* _What you have to do_: Copy out, character for character, the lines of the records from the one containing "candle-body[interactable] <box>369 332" up to and including the one containing "candle-body[interactable] <box>500 328".

--*--

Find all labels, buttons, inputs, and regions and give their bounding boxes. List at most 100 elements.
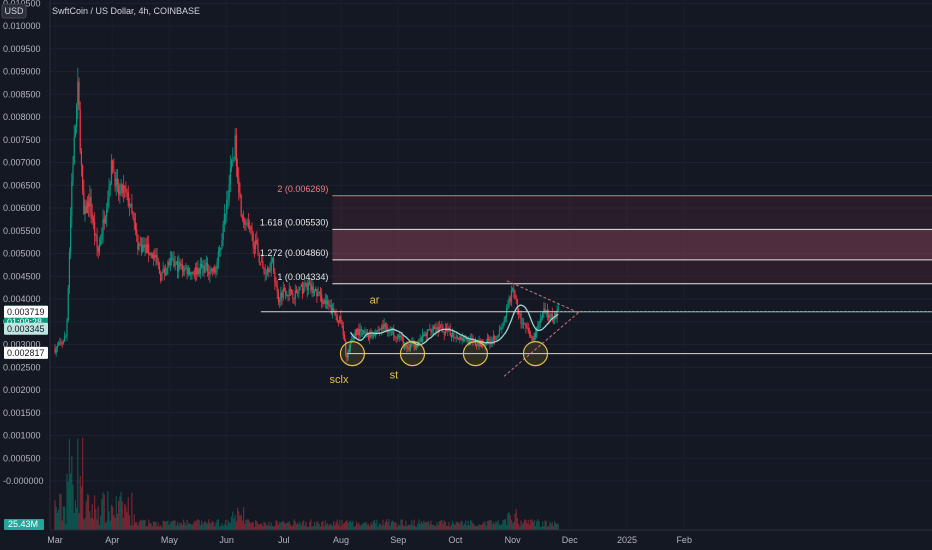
candle-body[interactable] <box>369 332 371 339</box>
candle-body[interactable] <box>279 300 281 302</box>
candle-body[interactable] <box>361 330 364 332</box>
candle-body[interactable] <box>252 234 254 247</box>
candle-body[interactable] <box>503 318 505 324</box>
candle-body[interactable] <box>115 178 117 187</box>
candle-body[interactable] <box>513 288 515 293</box>
candle-body[interactable] <box>107 198 109 210</box>
candle-body[interactable] <box>444 328 446 335</box>
candle-body[interactable] <box>55 347 57 353</box>
candle-body[interactable] <box>58 344 60 346</box>
candle-body[interactable] <box>479 340 481 347</box>
candle-body[interactable] <box>156 255 158 264</box>
candle-body[interactable] <box>537 326 539 330</box>
candle-body[interactable] <box>286 294 288 296</box>
highlight-circle[interactable] <box>522 341 549 367</box>
candle-body[interactable] <box>199 263 201 275</box>
candle-body[interactable] <box>154 254 156 258</box>
candle-body[interactable] <box>500 328 502 330</box>
candle-body[interactable] <box>194 267 197 275</box>
candle-body[interactable] <box>149 254 151 256</box>
candle-body[interactable] <box>60 342 62 343</box>
candle-body[interactable] <box>322 302 324 304</box>
candle-body[interactable] <box>137 234 139 250</box>
candle-body[interactable] <box>521 323 523 325</box>
candle-body[interactable] <box>236 166 239 179</box>
candle-body[interactable] <box>82 165 84 190</box>
candle-body[interactable] <box>186 267 188 275</box>
candle-body[interactable] <box>526 327 528 329</box>
candle-body[interactable] <box>328 304 330 306</box>
candle-body[interactable] <box>269 270 271 273</box>
candle-body[interactable] <box>77 81 79 106</box>
candle-body[interactable] <box>267 268 269 273</box>
candle-body[interactable] <box>548 314 550 319</box>
candle-body[interactable] <box>148 244 150 255</box>
candle-body[interactable] <box>167 262 169 268</box>
candle-body[interactable] <box>307 282 310 291</box>
candle-body[interactable] <box>405 344 407 346</box>
candle-body[interactable] <box>109 183 111 187</box>
candle-body[interactable] <box>431 330 433 333</box>
candle-body[interactable] <box>166 267 168 275</box>
candle-body[interactable] <box>340 316 342 323</box>
candle-body[interactable] <box>449 329 451 336</box>
candle-body[interactable] <box>119 190 121 196</box>
candle-body[interactable] <box>556 309 558 318</box>
candle-body[interactable] <box>164 272 167 275</box>
candle-body[interactable] <box>131 203 133 213</box>
candle-body[interactable] <box>192 272 194 274</box>
candle-body[interactable] <box>215 269 217 273</box>
candle-body[interactable] <box>245 222 247 225</box>
candle-body[interactable] <box>54 349 56 353</box>
candle-body[interactable] <box>335 315 337 317</box>
candle-body[interactable] <box>388 330 390 333</box>
candle-body[interactable] <box>78 81 80 111</box>
candle-body[interactable] <box>333 308 335 312</box>
candle-body[interactable] <box>345 341 347 355</box>
candle-body[interactable] <box>418 339 420 343</box>
candle-body[interactable] <box>170 258 173 260</box>
candle-body[interactable] <box>246 222 248 224</box>
candle-body[interactable] <box>184 267 186 272</box>
candle-body[interactable] <box>251 229 253 235</box>
candle-body[interactable] <box>323 300 325 304</box>
candle-body[interactable] <box>358 328 360 336</box>
candle-body[interactable] <box>218 248 221 252</box>
candle-body[interactable] <box>174 263 176 267</box>
candle-body[interactable] <box>473 340 475 342</box>
candle-body[interactable] <box>514 292 516 299</box>
candle-body[interactable] <box>116 178 119 185</box>
candle-body[interactable] <box>542 312 544 318</box>
candle-body[interactable] <box>477 344 479 346</box>
candle-body[interactable] <box>527 328 529 332</box>
candle-body[interactable] <box>536 329 538 338</box>
candle-body[interactable] <box>103 218 105 224</box>
candle-body[interactable] <box>121 184 123 194</box>
candle-body[interactable] <box>56 345 59 348</box>
candle-body[interactable] <box>403 344 406 347</box>
candlesticks[interactable] <box>54 67 559 363</box>
candle-body[interactable] <box>175 261 177 264</box>
candle-body[interactable] <box>334 311 336 316</box>
candle-body[interactable] <box>297 292 299 294</box>
candle-body[interactable] <box>293 298 295 300</box>
candle-body[interactable] <box>470 338 472 345</box>
candle-body[interactable] <box>130 203 132 207</box>
y-axis[interactable]: 0.0105000.0100000.0095000.0090000.008500… <box>3 0 51 530</box>
candle-body[interactable] <box>504 316 507 319</box>
candle-body[interactable] <box>400 336 402 338</box>
candle-body[interactable] <box>520 313 522 324</box>
candle-body[interactable] <box>187 268 189 275</box>
candle-body[interactable] <box>120 184 122 191</box>
candle-body[interactable] <box>173 258 175 267</box>
candle-body[interactable] <box>163 268 165 273</box>
candle-body[interactable] <box>223 213 225 224</box>
candle-body[interactable] <box>491 339 493 342</box>
candle-body[interactable] <box>420 338 422 342</box>
candle-body[interactable] <box>402 340 404 347</box>
candle-body[interactable] <box>312 286 314 293</box>
candle-body[interactable] <box>432 326 434 331</box>
candle-body[interactable] <box>202 265 204 268</box>
candle-body[interactable] <box>465 338 467 340</box>
candle-body[interactable] <box>519 313 521 315</box>
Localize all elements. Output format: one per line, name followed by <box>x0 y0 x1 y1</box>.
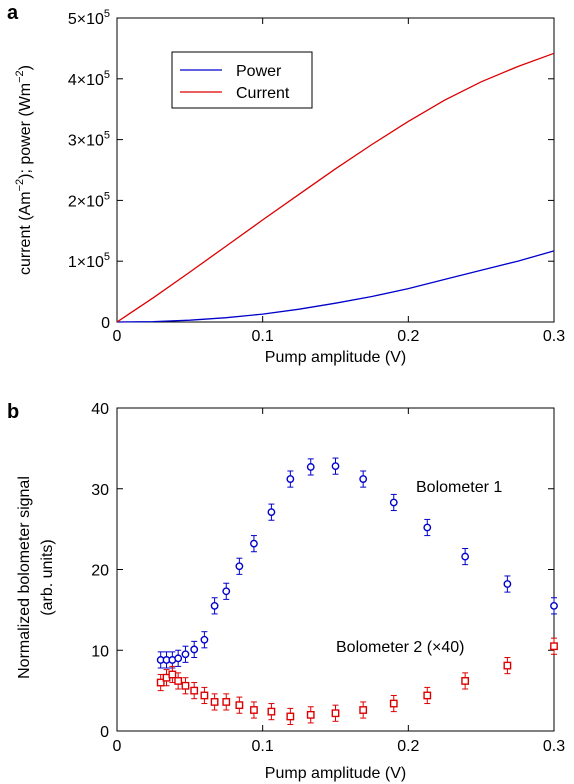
y-axis-label: current (Am−2); power (Wm−2) <box>14 65 34 275</box>
x-tick-label: 0.3 <box>543 328 565 345</box>
data-point <box>181 681 190 690</box>
data-point <box>306 710 315 719</box>
data-point <box>423 691 432 700</box>
data-point <box>550 642 558 651</box>
data-point <box>156 678 165 687</box>
x-tick-label: 0.3 <box>543 738 565 755</box>
data-point <box>267 508 276 517</box>
data-point <box>503 661 512 670</box>
data-point <box>550 601 558 610</box>
x-tick-label: 0.1 <box>252 738 274 755</box>
data-point <box>168 670 177 679</box>
data-point <box>503 580 512 588</box>
panel-label-a: a <box>7 2 19 24</box>
data-point <box>200 691 209 700</box>
y-tick-label: 20 <box>91 563 109 580</box>
data-point <box>461 552 470 561</box>
y-tick-label: 40 <box>91 401 109 418</box>
data-point <box>331 462 340 471</box>
y-axis-label: Normalized bolometer signal <box>16 476 33 679</box>
data-point <box>461 677 470 685</box>
data-point <box>267 707 276 716</box>
panel-a: 0 0.1 0.2 0.3 0 1×105 2×105 3×105 4×105 5×105 Powe… <box>7 2 565 366</box>
data-point <box>235 562 244 571</box>
legend-box <box>171 51 313 109</box>
x-tick-label: 0.1 <box>252 328 274 345</box>
y-tick-label: 2×105 <box>68 190 110 210</box>
series-line-power <box>116 250 555 323</box>
data-point <box>174 677 183 685</box>
series-bolometer-1 <box>156 457 558 669</box>
y-tick-label: 0 <box>101 315 110 332</box>
data-point <box>174 654 183 663</box>
data-point <box>250 706 258 714</box>
y-tick-label: 4×105 <box>68 69 110 89</box>
data-point <box>423 523 432 532</box>
data-point <box>389 699 398 708</box>
y-tick-label: 5×105 <box>68 8 110 28</box>
data-point <box>286 475 295 483</box>
data-point <box>359 706 368 714</box>
series-label-bolometer-1: Bolometer 1 <box>416 479 502 496</box>
x-axis-label: Pump amplitude (V) <box>265 765 406 782</box>
data-point <box>222 698 231 706</box>
data-point <box>210 601 219 610</box>
data-point <box>250 539 258 548</box>
plot-frame <box>116 17 555 323</box>
x-tick-label: 0 <box>113 328 122 345</box>
y-tick-label: 10 <box>91 643 109 660</box>
series-line-current <box>116 52 555 323</box>
legend-label: Power <box>236 63 282 80</box>
x-tick-label: 0 <box>113 738 122 755</box>
y-tick-label: 30 <box>91 482 109 499</box>
data-point <box>200 635 209 644</box>
data-point <box>181 650 190 659</box>
x-axis-label: Pump amplitude (V) <box>265 349 406 366</box>
y-tick-label: 0 <box>100 724 109 741</box>
x-tick-label: 0.2 <box>397 328 419 345</box>
series-label-bolometer-2: Bolometer 2 (×40) <box>336 639 465 656</box>
data-point <box>210 698 219 706</box>
data-point <box>389 498 398 507</box>
y-tick-label: 1×105 <box>68 251 110 271</box>
data-point <box>222 587 231 596</box>
series-bolometer-2 <box>156 637 558 726</box>
legend-label: Current <box>236 85 290 102</box>
panel-b: 0 0.1 0.2 0.3 0 10 20 30 40 Bolometer 1 Bolometer … <box>7 401 565 782</box>
x-tick-label: 0.2 <box>397 738 419 755</box>
data-point <box>190 645 199 654</box>
y-tick-label: 3×105 <box>68 130 110 150</box>
data-point <box>286 712 295 721</box>
data-point <box>331 709 340 718</box>
data-point <box>306 463 315 471</box>
data-point <box>359 475 368 483</box>
data-point <box>190 686 199 695</box>
panel-label-b: b <box>7 401 19 423</box>
y-axis-label-units: (arb. units) <box>39 539 56 615</box>
data-point <box>235 701 244 710</box>
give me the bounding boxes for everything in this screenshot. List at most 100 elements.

--*--

* _Correct result_:
candle-body[interactable] <box>369 332 371 339</box>
candle-body[interactable] <box>279 300 281 302</box>
candle-body[interactable] <box>361 330 364 332</box>
candle-body[interactable] <box>252 234 254 247</box>
candle-body[interactable] <box>503 318 505 324</box>
candle-body[interactable] <box>115 178 117 187</box>
candle-body[interactable] <box>513 288 515 293</box>
candle-body[interactable] <box>107 198 109 210</box>
candle-body[interactable] <box>444 328 446 335</box>
candle-body[interactable] <box>55 347 57 353</box>
candle-body[interactable] <box>58 344 60 346</box>
candle-body[interactable] <box>479 340 481 347</box>
candle-body[interactable] <box>156 255 158 264</box>
candle-body[interactable] <box>537 326 539 330</box>
candle-body[interactable] <box>286 294 288 296</box>
highlight-circle[interactable] <box>522 341 549 367</box>
candle-body[interactable] <box>199 263 201 275</box>
candle-body[interactable] <box>154 254 156 258</box>
candle-body[interactable] <box>500 328 502 330</box>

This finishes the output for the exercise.